--- Begin Supplied records ---

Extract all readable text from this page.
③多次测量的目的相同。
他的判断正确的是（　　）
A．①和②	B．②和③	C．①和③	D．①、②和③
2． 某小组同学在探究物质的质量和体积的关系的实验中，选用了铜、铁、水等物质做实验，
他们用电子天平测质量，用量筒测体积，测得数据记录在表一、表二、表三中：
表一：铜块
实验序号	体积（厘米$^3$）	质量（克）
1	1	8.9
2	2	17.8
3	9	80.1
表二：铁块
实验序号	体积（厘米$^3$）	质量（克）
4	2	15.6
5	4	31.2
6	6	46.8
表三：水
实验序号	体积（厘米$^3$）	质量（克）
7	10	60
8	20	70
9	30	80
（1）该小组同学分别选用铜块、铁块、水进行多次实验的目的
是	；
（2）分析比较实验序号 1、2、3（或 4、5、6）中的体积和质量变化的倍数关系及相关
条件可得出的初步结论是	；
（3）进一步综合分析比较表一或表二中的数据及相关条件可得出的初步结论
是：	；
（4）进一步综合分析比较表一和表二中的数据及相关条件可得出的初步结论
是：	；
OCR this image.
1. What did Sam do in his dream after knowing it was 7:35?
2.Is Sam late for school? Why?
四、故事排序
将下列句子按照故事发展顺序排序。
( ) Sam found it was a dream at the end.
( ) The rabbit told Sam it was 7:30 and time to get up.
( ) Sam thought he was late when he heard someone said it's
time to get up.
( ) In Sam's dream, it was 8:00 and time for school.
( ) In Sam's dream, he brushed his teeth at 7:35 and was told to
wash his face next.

--- End Supplied records ---

Objective:
Reproduce the data shown above exactly.

Written answer:
Extract all readable text from this page.
③多次测量的目的相同。
他的判断正确的是（　　）
A．①和②	B．②和③	C．①和③	D．①、②和③
2． 某小组同学在探究物质的质量和体积的关系的实验中，选用了铜、铁、水等物质做实验，
他们用电子天平测质量，用量筒测体积，测得数据记录在表一、表二、表三中：
表一：铜块
实验序号	体积（厘米$^3$）	质量（克）
1	1	8.9
2	2	17.8
3	9	80.1
表二：铁块
实验序号	体积（厘米$^3$）	质量（克）
4	2	15.6
5	4	31.2
6	6	46.8
表三：水
实验序号	体积（厘米$^3$）	质量（克）
7	10	60
8	20	70
9	30	80
（1）该小组同学分别选用铜块、铁块、水进行多次实验的目的
是	；
（2）分析比较实验序号 1、2、3（或 4、5、6）中的体积和质量变化的倍数关系及相关
条件可得出的初步结论是	；
（3）进一步综合分析比较表一或表二中的数据及相关条件可得出的初步结论
是：	；
（4）进一步综合分析比较表一和表二中的数据及相关条件可得出的初步结论
是：	；
OCR this image.
1. What did Sam do in his dream after knowing it was 7:35?
2.Is Sam late for school? Why?
四、故事排序
将下列句子按照故事发展顺序排序。
( ) Sam found it was a dream at the end.
( ) The rabbit told Sam it was 7:30 and time to get up.
( ) Sam thought he was late when he heard someone said it's
time to get up.
( ) In Sam's dream, it was 8:00 and time for school.
( ) In Sam's dream, he brushed his teeth at 7:35 and was told to
wash his face next.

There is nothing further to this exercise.